Identify all lines in the data containing the string "this". Copy them out.

* * * * * * * * *

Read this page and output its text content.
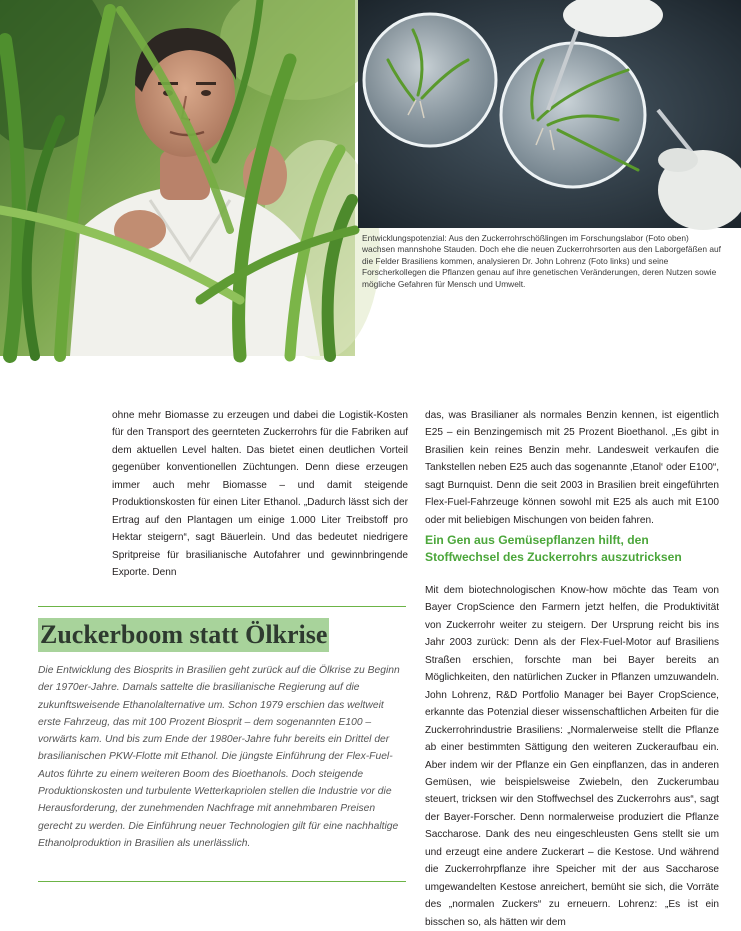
Entwicklungspotenzial: Aus den Zuckerrohrschößlingen im Forschungslabor (Foto oben) wachsen mannshohe Stauden. Doch ehe die neuen Zuckerrohrsorten aus den Laborgefäßen auf die Felder Brasiliens kommen, analysieren Dr. John Lohrenz (Foto links) und seine Forscherkollegen die Pflanzen genau auf ihre genetischen Veränderungen, deren Nutzen sowie mögliche Gefahren für Mensch und Umwelt.

ohne mehr Biomasse zu erzeugen und dabei die Logistik-Kosten für den Transport des geernteten Zuckerrohrs für die Fabriken auf dem aktuellen Level halten. Das bietet einen deutlichen Vorteil gegenüber konventionellen Züchtungen. Denn diese erzeugen immer auch mehr Biomasse – und damit steigende Produktionskosten für einen Liter Ethanol. „Dadurch lässt sich der Ertrag auf den Plantagen um einige 1.000 Liter Treibstoff pro Hektar steigern“, sagt Bäuerlein. Und das bedeutet niedrigere Spritpreise für brasilianische Autofahrer und gewinnbringende Exporte. Denn

das, was Brasilianer als normales Benzin kennen, ist eigentlich E25 – ein Benzingemisch mit 25 Prozent Bioethanol. „Es gibt in Brasilien kein reines Benzin mehr. Landesweit verkaufen die Tankstellen neben E25 auch das sogenannte ‚Etanol‘ oder E100“, sagt Burnquist. Denn die seit 2003 in Brasilien breit eingeführten Flex-Fuel-Fahrzeuge können sowohl mit E25 als auch mit E100 oder mit beliebigen Mischungen von beiden fahren.

Ein Gen aus Gemüsepflanzen hilft, den Stoffwechsel des Zuckerrohrs auszutricksen

Mit dem biotechnologischen Know-how möchte das Team von Bayer CropScience den Farmern jetzt helfen, die Produktivität von Zuckerrohr weiter zu steigern. Der Ursprung reicht bis ins Jahr 2003 zurück: Denn als der Flex-Fuel-Motor auf Brasiliens Straßen erschien, forschte man bei Bayer bereits an Möglichkeiten, den natürlichen Zucker in Pflanzen umzuwandeln. John Lohrenz, R&D Portfolio Manager bei Bayer CropScience, erkannte das Potenzial dieser wissenschaftlichen Arbeiten für die Zuckerrohrindustrie Brasiliens: „Normalerweise stellt die Pflanze ab einer bestimmten Sättigung den weiteren Zuckeraufbau ein. Aber indem wir der Pflanze ein Gen einpflanzen, das in anderen Gemüsen, wie beispielsweise Zwiebeln, den Zuckerumbau steuert, tricksen wir den Stoffwechsel des Zuckerrohrs aus“, sagt der Bayer-Forscher. Denn normalerweise produziert die Pflanze Saccharose. Dank des neu eingeschleusten Gens stellt sie um und erzeugt eine andere Zuckerart – die Kestose. Und während die Zuckerrohrpflanze ihre Speicher mit der aus Saccharose umgewandelten Kestose anreichert, bemüht sie sich, die Vorräte des „normalen Zuckers“ zu erneuern. Lohrenz: „Es ist ein bisschen so, als hätten wir dem

Zuckerboom statt Ölkrise

Die Entwicklung des Biosprits in Brasilien geht zurück auf die Ölkrise zu Beginn der 1970er-Jahre. Damals sattelte die brasilianische Regierung auf die zukunftsweisende Ethanolalternative um. Schon 1979 erschien das weltweit erste Fahrzeug, das mit 100 Prozent Biosprit – dem sogenannten E100 – vorwärts kam. Und bis zum Ende der 1980er-Jahre fuhr bereits ein Drittel der brasilianischen PKW-Flotte mit Ethanol. Die jüngste Einführung der Flex-Fuel-Autos führte zu einem weiteren Boom des Bioethanols. Doch steigende Produktionskosten und turbulente Wetterkapriolen stellen die Industrie vor die Herausforderung, der zunehmenden Nachfrage mit annehmbaren Preisen gerecht zu werden. Die Einführung neuer Technologien gilt für eine nachhaltige Ethanolproduktion in Brasilien als unerlässlich.
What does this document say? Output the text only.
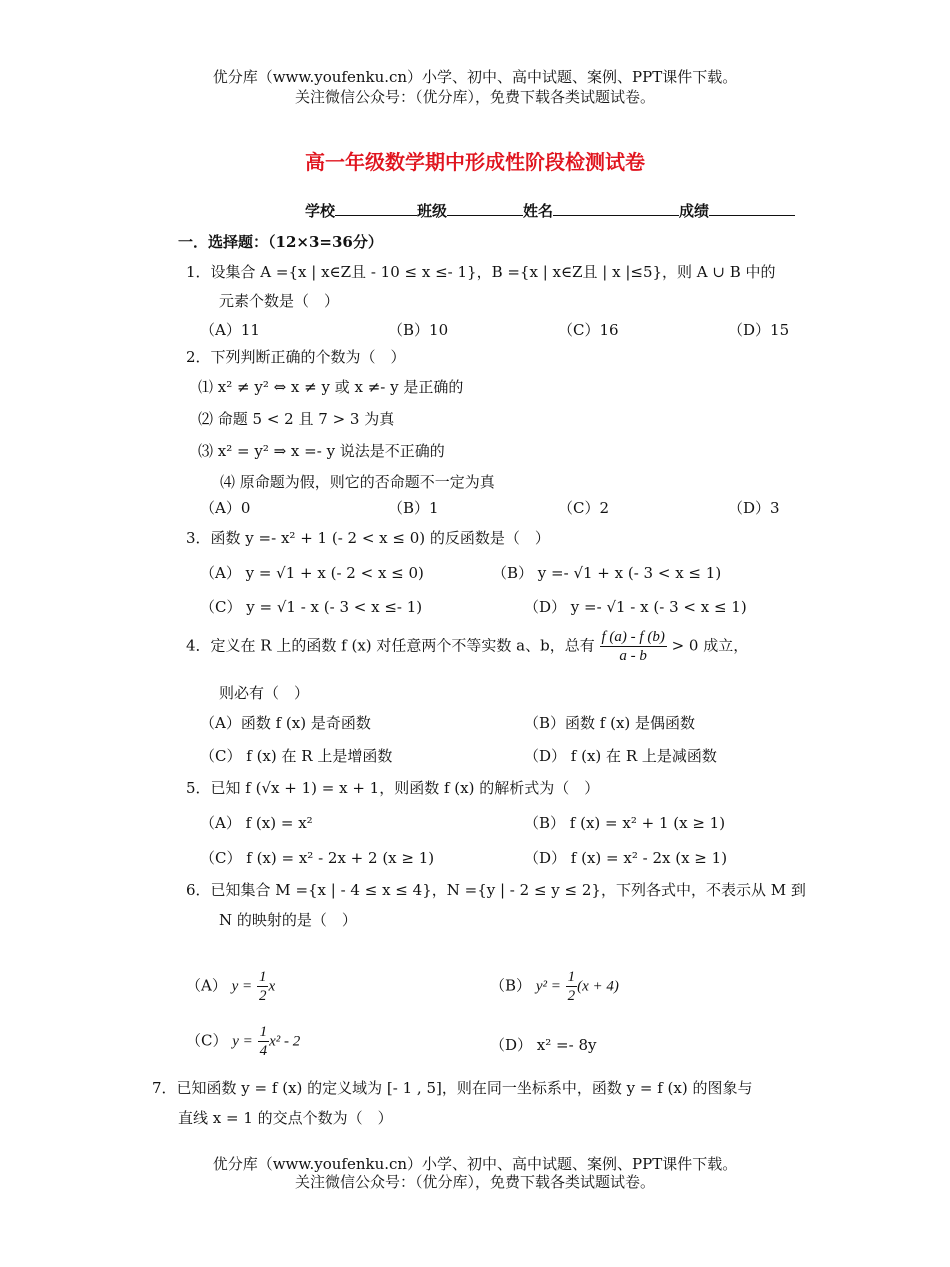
优分库（www.youfenku.cn）小学、初中、高中试题、案例、PPT课件下载。
关注微信公众号：（优分库），免费下载各类试题试卷。
高一年级数学期中形成性阶段检测试卷
学校	班级	姓名	成绩
一．选择题：（12×3=36分）
1．设集合 A ={x | x∈Z且 - 10 ≤ x ≤- 1}，B ={x | x∈Z且 | x |≤5}，则 A ∪ B 中的
元素个数是（　）
（A）11	（B）10	（C）16	（D）15
2．下列判断正确的个数为（　）
⑴ x² ≠ y² ⇔ x ≠ y 或 x ≠- y 是正确的
⑵ 命题 5 < 2 且 7 > 3 为真
⑶ x² = y² ⇒ x =- y 说法是不正确的
⑷ 原命题为假，则它的否命题不一定为真
（A）0	（B）1	（C）2	（D）3
3．函数 y =- x² + 1 (- 2 < x ≤ 0) 的反函数是（　）
（A） y = √1 + x (- 2 < x ≤ 0)	（B） y =- √1 + x (- 3 < x ≤ 1)
（C） y = √1 - x (- 3 < x ≤- 1)	（D） y =- √1 - x (- 3 < x ≤ 1)
4．定义在 R 上的函数 f (x) 对任意两个不等实数 a、b，总有 $\frac{f (a) - f (b)}{a - b} > 0$ 成立，
则必有（　）
（A）函数 f (x) 是奇函数	（B）函数 f (x) 是偶函数
（C） f (x) 在 R 上是增函数	（D） f (x) 在 R 上是减函数
5．已知 f (√x + 1) = x + 1，则函数 f (x) 的解析式为（　）
（A） f (x) = x²	（B） f (x) = x² + 1 (x ≥ 1)
（C） f (x) = x² - 2x + 2 (x ≥ 1)	（D） f (x) = x² - 2x (x ≥ 1)
6．已知集合 M ={x | - 4 ≤ x ≤ 4}，N ={y | - 2 ≤ y ≤ 2}，下列各式中，不表示从 M 到
N 的映射的是（　）
（A） $y = \frac{1}{2}$ x	（B） $y^2 = \frac{1}{2} (x + 4)$
（C） $y = \frac{1}{4} x^2 - 2$	（D） x² =- 8y
7．已知函数 y = f (x) 的定义域为 [- 1 , 5]，则在同一坐标系中，函数 y = f (x) 的图象与
直线 x = 1 的交点个数为（　）
优分库（www.youfenku.cn）小学、初中、高中试题、案例、PPT课件下载。
关注微信公众号：（优分库），免费下载各类试题试卷。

* * * * * * * * *

■ **Final answer**
Read this page and output its text content.
What does this document say? Output the text only.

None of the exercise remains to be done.